* Task prompt
Below are some records; give them all again exactly, but not the pictures.

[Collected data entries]
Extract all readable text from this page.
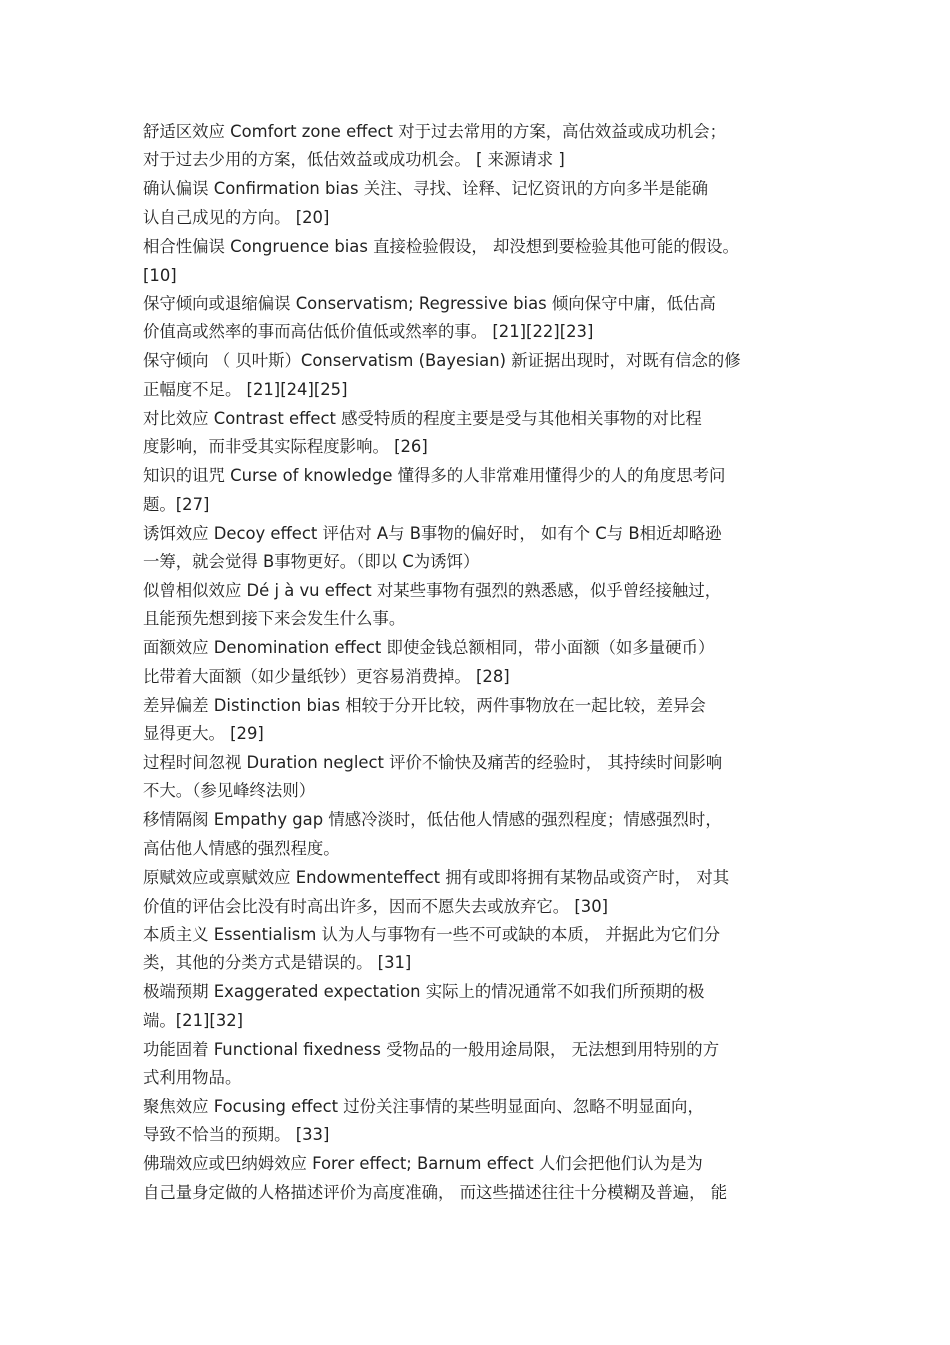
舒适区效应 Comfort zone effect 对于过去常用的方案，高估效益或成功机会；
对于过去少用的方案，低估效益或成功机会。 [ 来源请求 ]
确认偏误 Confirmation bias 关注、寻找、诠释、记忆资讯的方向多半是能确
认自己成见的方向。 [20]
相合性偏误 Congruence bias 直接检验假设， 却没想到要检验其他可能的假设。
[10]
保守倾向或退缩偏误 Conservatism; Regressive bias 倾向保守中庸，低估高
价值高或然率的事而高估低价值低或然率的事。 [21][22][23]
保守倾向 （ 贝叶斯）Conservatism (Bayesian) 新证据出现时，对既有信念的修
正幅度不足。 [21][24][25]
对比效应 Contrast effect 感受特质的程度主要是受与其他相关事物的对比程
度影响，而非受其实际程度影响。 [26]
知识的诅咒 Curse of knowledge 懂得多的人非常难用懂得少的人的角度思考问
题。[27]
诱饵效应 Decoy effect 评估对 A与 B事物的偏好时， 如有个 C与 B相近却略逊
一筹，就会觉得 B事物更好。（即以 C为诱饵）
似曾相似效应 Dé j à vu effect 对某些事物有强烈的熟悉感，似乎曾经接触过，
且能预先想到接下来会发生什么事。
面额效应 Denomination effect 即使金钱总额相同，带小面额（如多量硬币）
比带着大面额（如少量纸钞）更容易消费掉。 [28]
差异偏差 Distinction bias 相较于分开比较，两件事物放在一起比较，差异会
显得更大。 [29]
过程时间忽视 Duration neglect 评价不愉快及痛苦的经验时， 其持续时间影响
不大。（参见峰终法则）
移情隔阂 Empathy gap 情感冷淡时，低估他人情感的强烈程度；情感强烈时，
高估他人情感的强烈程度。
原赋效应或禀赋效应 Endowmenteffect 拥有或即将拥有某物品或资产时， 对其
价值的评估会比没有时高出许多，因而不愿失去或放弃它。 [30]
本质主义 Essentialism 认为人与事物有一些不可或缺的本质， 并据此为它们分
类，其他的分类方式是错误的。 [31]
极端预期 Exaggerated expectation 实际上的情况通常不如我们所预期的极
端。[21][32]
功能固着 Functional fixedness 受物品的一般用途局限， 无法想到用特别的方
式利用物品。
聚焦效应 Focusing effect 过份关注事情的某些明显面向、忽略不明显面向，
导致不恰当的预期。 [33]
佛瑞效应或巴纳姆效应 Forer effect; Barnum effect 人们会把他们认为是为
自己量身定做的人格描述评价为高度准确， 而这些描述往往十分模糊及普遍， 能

* Output of the exercise
Extract all readable text from this page.
舒适区效应 Comfort zone effect 对于过去常用的方案，高估效益或成功机会；
对于过去少用的方案，低估效益或成功机会。 [ 来源请求 ]
确认偏误 Confirmation bias 关注、寻找、诠释、记忆资讯的方向多半是能确
认自己成见的方向。 [20]
相合性偏误 Congruence bias 直接检验假设， 却没想到要检验其他可能的假设。
[10]
保守倾向或退缩偏误 Conservatism; Regressive bias 倾向保守中庸，低估高
价值高或然率的事而高估低价值低或然率的事。 [21][22][23]
保守倾向 （ 贝叶斯）Conservatism (Bayesian) 新证据出现时，对既有信念的修
正幅度不足。 [21][24][25]
对比效应 Contrast effect 感受特质的程度主要是受与其他相关事物的对比程
度影响，而非受其实际程度影响。 [26]
知识的诅咒 Curse of knowledge 懂得多的人非常难用懂得少的人的角度思考问
题。[27]
诱饵效应 Decoy effect 评估对 A与 B事物的偏好时， 如有个 C与 B相近却略逊
一筹，就会觉得 B事物更好。（即以 C为诱饵）
似曾相似效应 Dé j à vu effect 对某些事物有强烈的熟悉感，似乎曾经接触过，
且能预先想到接下来会发生什么事。
面额效应 Denomination effect 即使金钱总额相同，带小面额（如多量硬币）
比带着大面额（如少量纸钞）更容易消费掉。 [28]
差异偏差 Distinction bias 相较于分开比较，两件事物放在一起比较，差异会
显得更大。 [29]
过程时间忽视 Duration neglect 评价不愉快及痛苦的经验时， 其持续时间影响
不大。（参见峰终法则）
移情隔阂 Empathy gap 情感冷淡时，低估他人情感的强烈程度；情感强烈时，
高估他人情感的强烈程度。
原赋效应或禀赋效应 Endowmenteffect 拥有或即将拥有某物品或资产时， 对其
价值的评估会比没有时高出许多，因而不愿失去或放弃它。 [30]
本质主义 Essentialism 认为人与事物有一些不可或缺的本质， 并据此为它们分
类，其他的分类方式是错误的。 [31]
极端预期 Exaggerated expectation 实际上的情况通常不如我们所预期的极
端。[21][32]
功能固着 Functional fixedness 受物品的一般用途局限， 无法想到用特别的方
式利用物品。
聚焦效应 Focusing effect 过份关注事情的某些明显面向、忽略不明显面向，
导致不恰当的预期。 [33]
佛瑞效应或巴纳姆效应 Forer effect; Barnum effect 人们会把他们认为是为
自己量身定做的人格描述评价为高度准确， 而这些描述往往十分模糊及普遍， 能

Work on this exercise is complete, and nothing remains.